**Description of the task**
Exactly as they appear, output all of the records. Skip any images.

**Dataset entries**
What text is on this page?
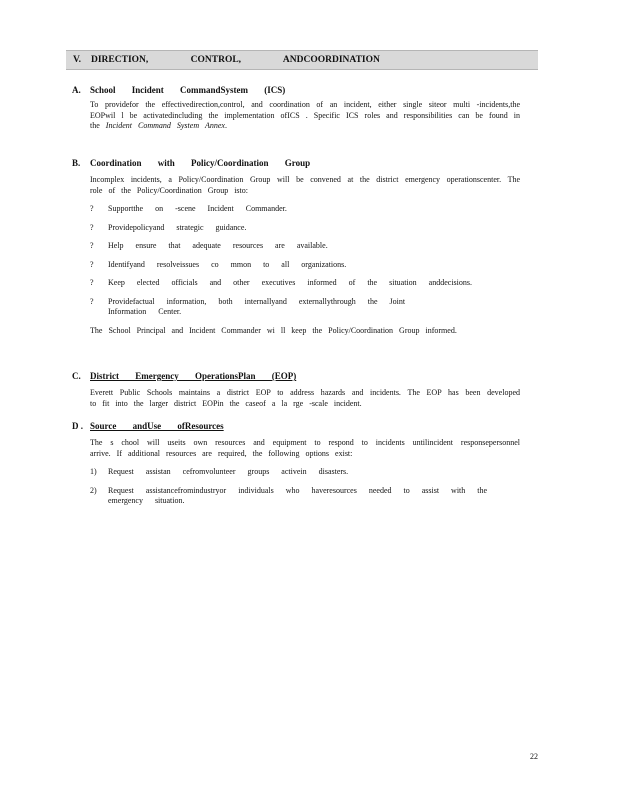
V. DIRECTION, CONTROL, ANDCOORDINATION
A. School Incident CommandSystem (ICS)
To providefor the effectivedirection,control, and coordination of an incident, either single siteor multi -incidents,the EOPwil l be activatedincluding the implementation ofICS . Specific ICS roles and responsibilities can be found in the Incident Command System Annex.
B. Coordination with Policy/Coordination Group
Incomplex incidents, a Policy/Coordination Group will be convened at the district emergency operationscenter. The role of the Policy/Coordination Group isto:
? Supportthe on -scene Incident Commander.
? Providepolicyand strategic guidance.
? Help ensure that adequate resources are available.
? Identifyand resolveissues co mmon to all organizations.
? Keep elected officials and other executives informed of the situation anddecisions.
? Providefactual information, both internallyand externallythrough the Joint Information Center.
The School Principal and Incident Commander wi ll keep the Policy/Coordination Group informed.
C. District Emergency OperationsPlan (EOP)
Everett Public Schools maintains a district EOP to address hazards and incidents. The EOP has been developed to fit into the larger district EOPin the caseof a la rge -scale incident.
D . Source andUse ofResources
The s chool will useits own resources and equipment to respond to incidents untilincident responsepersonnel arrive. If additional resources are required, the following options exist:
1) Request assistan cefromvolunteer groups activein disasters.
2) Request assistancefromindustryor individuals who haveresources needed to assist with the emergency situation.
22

**Exercise response**
What text is on this page?
V. DIRECTION, CONTROL, ANDCOORDINATION
A. School Incident CommandSystem (ICS)
To providefor the effectivedirection,control, and coordination of an incident, either single siteor multi -incidents,the EOPwil l be activatedincluding the implementation ofICS . Specific ICS roles and responsibilities can be found in the Incident Command System Annex.
B. Coordination with Policy/Coordination Group
Incomplex incidents, a Policy/Coordination Group will be convened at the district emergency operationscenter. The role of the Policy/Coordination Group isto:
? Supportthe on -scene Incident Commander.
? Providepolicyand strategic guidance.
? Help ensure that adequate resources are available.
? Identifyand resolveissues co mmon to all organizations.
? Keep elected officials and other executives informed of the situation anddecisions.
? Providefactual information, both internallyand externallythrough the Joint Information Center.
The School Principal and Incident Commander wi ll keep the Policy/Coordination Group informed.
C. District Emergency OperationsPlan (EOP)
Everett Public Schools maintains a district EOP to address hazards and incidents. The EOP has been developed to fit into the larger district EOPin the caseof a la rge -scale incident.
D . Source andUse ofResources
The s chool will useits own resources and equipment to respond to incidents untilincident responsepersonnel arrive. If additional resources are required, the following options exist:
1) Request assistan cefromvolunteer groups activein disasters.
2) Request assistancefromindustryor individuals who haveresources needed to assist with the emergency situation.
22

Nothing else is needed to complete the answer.